→ Your instructions
Retype the material below precisely, keeping every line and character the same.

(Spatial annotation entries)
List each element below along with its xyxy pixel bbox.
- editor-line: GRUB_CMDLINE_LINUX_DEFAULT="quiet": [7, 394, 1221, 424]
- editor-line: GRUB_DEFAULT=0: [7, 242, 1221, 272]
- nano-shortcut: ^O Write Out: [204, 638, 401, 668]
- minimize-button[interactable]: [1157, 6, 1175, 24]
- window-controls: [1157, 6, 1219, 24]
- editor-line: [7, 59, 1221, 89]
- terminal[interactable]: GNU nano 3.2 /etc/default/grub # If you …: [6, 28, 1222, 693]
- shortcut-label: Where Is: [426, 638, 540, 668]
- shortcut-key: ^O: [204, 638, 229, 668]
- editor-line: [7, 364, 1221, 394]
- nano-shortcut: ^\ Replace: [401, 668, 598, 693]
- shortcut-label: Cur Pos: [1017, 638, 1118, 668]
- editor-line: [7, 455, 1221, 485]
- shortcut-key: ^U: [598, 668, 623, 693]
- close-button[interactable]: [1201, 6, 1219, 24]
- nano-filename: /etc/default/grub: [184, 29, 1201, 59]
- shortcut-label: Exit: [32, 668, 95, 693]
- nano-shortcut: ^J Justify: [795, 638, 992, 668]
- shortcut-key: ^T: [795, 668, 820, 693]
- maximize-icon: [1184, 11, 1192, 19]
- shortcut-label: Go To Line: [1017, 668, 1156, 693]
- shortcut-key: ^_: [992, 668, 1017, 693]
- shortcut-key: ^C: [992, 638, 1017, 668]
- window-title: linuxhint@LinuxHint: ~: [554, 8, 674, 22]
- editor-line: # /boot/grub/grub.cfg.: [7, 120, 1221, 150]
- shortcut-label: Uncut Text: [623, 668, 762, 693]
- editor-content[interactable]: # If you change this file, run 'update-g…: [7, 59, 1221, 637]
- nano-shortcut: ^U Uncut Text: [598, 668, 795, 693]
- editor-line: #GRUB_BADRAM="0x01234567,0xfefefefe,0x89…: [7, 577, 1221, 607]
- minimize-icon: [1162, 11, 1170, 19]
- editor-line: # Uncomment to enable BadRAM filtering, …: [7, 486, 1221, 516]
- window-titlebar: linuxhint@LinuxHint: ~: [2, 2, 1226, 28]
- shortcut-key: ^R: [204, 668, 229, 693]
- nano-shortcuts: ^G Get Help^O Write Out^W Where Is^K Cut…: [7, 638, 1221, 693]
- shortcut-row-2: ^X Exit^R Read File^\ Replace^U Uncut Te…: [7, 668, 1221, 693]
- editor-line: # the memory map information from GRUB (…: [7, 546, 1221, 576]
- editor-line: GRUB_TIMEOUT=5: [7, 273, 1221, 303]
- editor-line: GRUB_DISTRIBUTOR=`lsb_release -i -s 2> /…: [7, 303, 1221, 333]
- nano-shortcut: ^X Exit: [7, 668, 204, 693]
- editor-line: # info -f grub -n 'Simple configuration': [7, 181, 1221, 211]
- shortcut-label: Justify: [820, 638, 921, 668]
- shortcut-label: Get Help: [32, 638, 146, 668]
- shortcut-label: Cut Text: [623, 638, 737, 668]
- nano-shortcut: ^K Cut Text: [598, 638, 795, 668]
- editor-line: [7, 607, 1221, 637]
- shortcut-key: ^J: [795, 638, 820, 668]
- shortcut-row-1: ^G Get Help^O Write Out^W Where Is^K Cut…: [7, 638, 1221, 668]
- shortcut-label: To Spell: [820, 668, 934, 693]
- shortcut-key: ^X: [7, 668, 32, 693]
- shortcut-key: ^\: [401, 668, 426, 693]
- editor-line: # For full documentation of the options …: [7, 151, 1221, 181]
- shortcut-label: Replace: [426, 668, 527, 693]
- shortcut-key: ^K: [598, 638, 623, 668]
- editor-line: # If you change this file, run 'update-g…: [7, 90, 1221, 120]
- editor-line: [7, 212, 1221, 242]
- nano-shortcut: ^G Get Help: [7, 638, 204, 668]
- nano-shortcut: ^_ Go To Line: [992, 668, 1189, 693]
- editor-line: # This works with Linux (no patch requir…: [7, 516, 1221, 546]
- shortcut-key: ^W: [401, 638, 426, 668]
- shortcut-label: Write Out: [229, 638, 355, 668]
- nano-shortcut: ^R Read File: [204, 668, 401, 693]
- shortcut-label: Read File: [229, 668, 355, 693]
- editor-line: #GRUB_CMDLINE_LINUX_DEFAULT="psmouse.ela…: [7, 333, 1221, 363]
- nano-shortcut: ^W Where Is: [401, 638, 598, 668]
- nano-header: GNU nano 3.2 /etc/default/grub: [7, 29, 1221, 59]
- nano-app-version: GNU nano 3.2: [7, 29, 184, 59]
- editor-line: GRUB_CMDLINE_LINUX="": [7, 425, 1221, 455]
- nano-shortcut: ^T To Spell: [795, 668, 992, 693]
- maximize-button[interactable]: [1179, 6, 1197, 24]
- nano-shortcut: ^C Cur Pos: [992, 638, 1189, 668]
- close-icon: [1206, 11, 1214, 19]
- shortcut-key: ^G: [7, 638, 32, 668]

→ The answer
List each element below along with its xyxy pixel bbox.
- editor-line: GRUB_CMDLINE_LINUX_DEFAULT="quiet": [7, 394, 1221, 424]
- editor-line: GRUB_DEFAULT=0: [7, 242, 1221, 272]
- nano-shortcut: ^O Write Out: [204, 638, 401, 668]
- minimize-button[interactable]: [1157, 6, 1175, 24]
- window-controls: [1157, 6, 1219, 24]
- editor-line: [7, 59, 1221, 89]
- terminal[interactable]: GNU nano 3.2 /etc/default/grub # If you …: [6, 28, 1222, 693]
- shortcut-label: Where Is: [426, 638, 540, 668]
- shortcut-key: ^O: [204, 638, 229, 668]
- editor-line: [7, 364, 1221, 394]
- nano-shortcut: ^\ Replace: [401, 668, 598, 693]
- shortcut-label: Cur Pos: [1017, 638, 1118, 668]
- editor-line: [7, 455, 1221, 485]
- shortcut-key: ^U: [598, 668, 623, 693]
- close-button[interactable]: [1201, 6, 1219, 24]
- nano-filename: /etc/default/grub: [184, 29, 1201, 59]
- shortcut-label: Exit: [32, 668, 95, 693]
- nano-shortcut: ^J Justify: [795, 638, 992, 668]
- shortcut-key: ^T: [795, 668, 820, 693]
- maximize-icon: [1184, 11, 1192, 19]
- shortcut-label: Go To Line: [1017, 668, 1156, 693]
- shortcut-key: ^_: [992, 668, 1017, 693]
- shortcut-key: ^C: [992, 638, 1017, 668]
- window-title: linuxhint@LinuxHint: ~: [554, 8, 674, 22]
- editor-line: # /boot/grub/grub.cfg.: [7, 120, 1221, 150]
- shortcut-label: Uncut Text: [623, 668, 762, 693]
- editor-content[interactable]: # If you change this file, run 'update-g…: [7, 59, 1221, 637]
- nano-shortcut: ^U Uncut Text: [598, 668, 795, 693]
- editor-line: #GRUB_BADRAM="0x01234567,0xfefefefe,0x89…: [7, 577, 1221, 607]
- minimize-icon: [1162, 11, 1170, 19]
- editor-line: # Uncomment to enable BadRAM filtering, …: [7, 486, 1221, 516]
- window-titlebar: linuxhint@LinuxHint: ~: [2, 2, 1226, 28]
- shortcut-key: ^R: [204, 668, 229, 693]
- nano-shortcuts: ^G Get Help^O Write Out^W Where Is^K Cut…: [7, 638, 1221, 693]
- shortcut-row-2: ^X Exit^R Read File^\ Replace^U Uncut Te…: [7, 668, 1221, 693]
- editor-line: # the memory map information from GRUB (…: [7, 546, 1221, 576]
- editor-line: GRUB_TIMEOUT=5: [7, 273, 1221, 303]
- editor-line: GRUB_DISTRIBUTOR=`lsb_release -i -s 2> /…: [7, 303, 1221, 333]
- nano-shortcut: ^X Exit: [7, 668, 204, 693]
- editor-line: # info -f grub -n 'Simple configuration': [7, 181, 1221, 211]
- shortcut-label: Justify: [820, 638, 921, 668]
- shortcut-label: Get Help: [32, 638, 146, 668]
- shortcut-label: Cut Text: [623, 638, 737, 668]
- nano-shortcut: ^K Cut Text: [598, 638, 795, 668]
- editor-line: [7, 607, 1221, 637]
- shortcut-key: ^J: [795, 638, 820, 668]
- shortcut-row-1: ^G Get Help^O Write Out^W Where Is^K Cut…: [7, 638, 1221, 668]
- shortcut-label: To Spell: [820, 668, 934, 693]
- shortcut-key: ^X: [7, 668, 32, 693]
- shortcut-key: ^\: [401, 668, 426, 693]
- editor-line: # For full documentation of the options …: [7, 151, 1221, 181]
- shortcut-label: Replace: [426, 668, 527, 693]
- shortcut-key: ^K: [598, 638, 623, 668]
- editor-line: # If you change this file, run 'update-g…: [7, 90, 1221, 120]
- editor-line: [7, 212, 1221, 242]
- nano-shortcut: ^G Get Help: [7, 638, 204, 668]
- nano-shortcut: ^_ Go To Line: [992, 668, 1189, 693]
- editor-line: # This works with Linux (no patch requir…: [7, 516, 1221, 546]
- shortcut-key: ^W: [401, 638, 426, 668]
- shortcut-label: Write Out: [229, 638, 355, 668]
- nano-shortcut: ^R Read File: [204, 668, 401, 693]
- shortcut-label: Read File: [229, 668, 355, 693]
- editor-line: #GRUB_CMDLINE_LINUX_DEFAULT="psmouse.ela…: [7, 333, 1221, 363]
- nano-shortcut: ^W Where Is: [401, 638, 598, 668]
- nano-header: GNU nano 3.2 /etc/default/grub: [7, 29, 1221, 59]
- nano-app-version: GNU nano 3.2: [7, 29, 184, 59]
- editor-line: GRUB_CMDLINE_LINUX="": [7, 425, 1221, 455]
- nano-shortcut: ^T To Spell: [795, 668, 992, 693]
- maximize-button[interactable]: [1179, 6, 1197, 24]
- nano-shortcut: ^C Cur Pos: [992, 638, 1189, 668]
- close-icon: [1206, 11, 1214, 19]
- shortcut-key: ^G: [7, 638, 32, 668]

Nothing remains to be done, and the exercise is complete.